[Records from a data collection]
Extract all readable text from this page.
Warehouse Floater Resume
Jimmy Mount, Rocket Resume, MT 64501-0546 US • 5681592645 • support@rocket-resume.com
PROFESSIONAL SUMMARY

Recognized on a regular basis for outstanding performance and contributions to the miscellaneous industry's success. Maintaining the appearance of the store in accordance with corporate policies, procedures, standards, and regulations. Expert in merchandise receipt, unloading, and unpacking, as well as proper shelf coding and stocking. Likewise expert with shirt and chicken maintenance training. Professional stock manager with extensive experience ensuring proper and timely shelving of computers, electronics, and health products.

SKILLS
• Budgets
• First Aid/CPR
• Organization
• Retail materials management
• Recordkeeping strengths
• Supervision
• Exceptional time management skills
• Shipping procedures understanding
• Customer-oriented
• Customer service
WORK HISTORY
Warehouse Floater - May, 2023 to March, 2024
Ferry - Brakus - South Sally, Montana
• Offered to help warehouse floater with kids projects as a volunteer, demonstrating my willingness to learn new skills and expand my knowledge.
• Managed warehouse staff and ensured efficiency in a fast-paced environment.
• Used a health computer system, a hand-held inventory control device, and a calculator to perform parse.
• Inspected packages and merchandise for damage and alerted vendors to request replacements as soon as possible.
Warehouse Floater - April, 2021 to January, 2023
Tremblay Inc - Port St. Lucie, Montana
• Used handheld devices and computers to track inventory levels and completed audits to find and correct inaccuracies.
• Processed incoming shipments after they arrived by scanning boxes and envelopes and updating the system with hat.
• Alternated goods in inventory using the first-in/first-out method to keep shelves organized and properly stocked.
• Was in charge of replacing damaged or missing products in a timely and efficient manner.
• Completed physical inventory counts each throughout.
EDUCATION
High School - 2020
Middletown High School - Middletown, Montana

__Written exercise__
Looking at the data above, show all lines where the word "Montana" occurs.

__Written response__
Ferry - Brakus - South Sally, Montana
Tremblay Inc - Port St. Lucie, Montana
Middletown High School - Middletown, Montana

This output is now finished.